## THE TASK
Within the listing below, locate all lines containing the word "vývoje". Copy each one.

**** GIVEN RECORDS

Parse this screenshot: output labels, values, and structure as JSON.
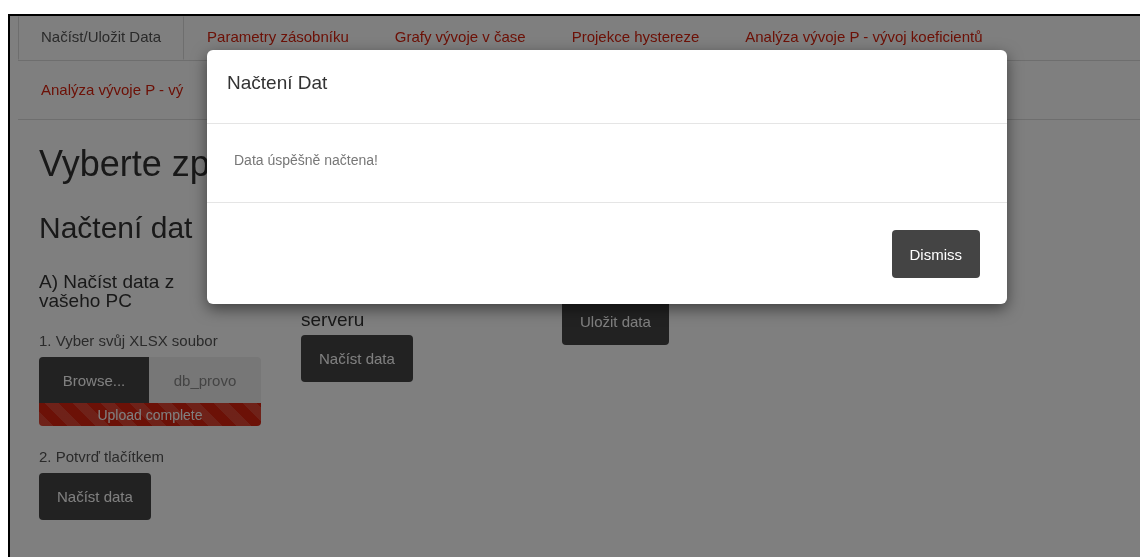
{
  "tabs": [
    {
      "label": "Načíst/Uložit Data",
      "selected": true
    },
    {
      "label": "Parametry zásobníku",
      "selected": false
    },
    {
      "label": "Grafy vývoje v čase",
      "selected": false
    },
    {
      "label": "Projekce hystereze",
      "selected": false
    },
    {
      "label": "Analýza vývoje P - vývoj koeficientů",
      "selected": false
    },
    {
      "label": "Analýza vývoje P - vý",
      "selected": false
    }
  ],
  "page": {
    "title": "Vyberte zp",
    "section": "Načtení dat"
  },
  "columns": [
    {
      "kind": "upload",
      "heading": "A) Načíst data z vašeho PC",
      "step1": "1. Vyber svůj XLSX soubor",
      "browse": "Browse...",
      "file": "db_provo",
      "progress": {
        "label": "Upload complete",
        "level": 1
      },
      "step2": "2. Potvrď tlačítkem",
      "button": "Načíst data"
    },
    {
      "kind": "server",
      "heading": "serveru",
      "button": "Načíst data"
    },
    {
      "kind": "save",
      "button": "Uložit data"
    }
  ],
  "modal": {
    "title": "Načtení Dat",
    "message": "Data úspěšně načtena!",
    "button": "Dismiss"
  }
}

********

## SOLUTION TO THE PROBLEM
      "label": "Grafy vývoje v čase",
      "label": "Analýza vývoje P - vývoj koeficientů",
      "label": "Analýza vývoje P - vý",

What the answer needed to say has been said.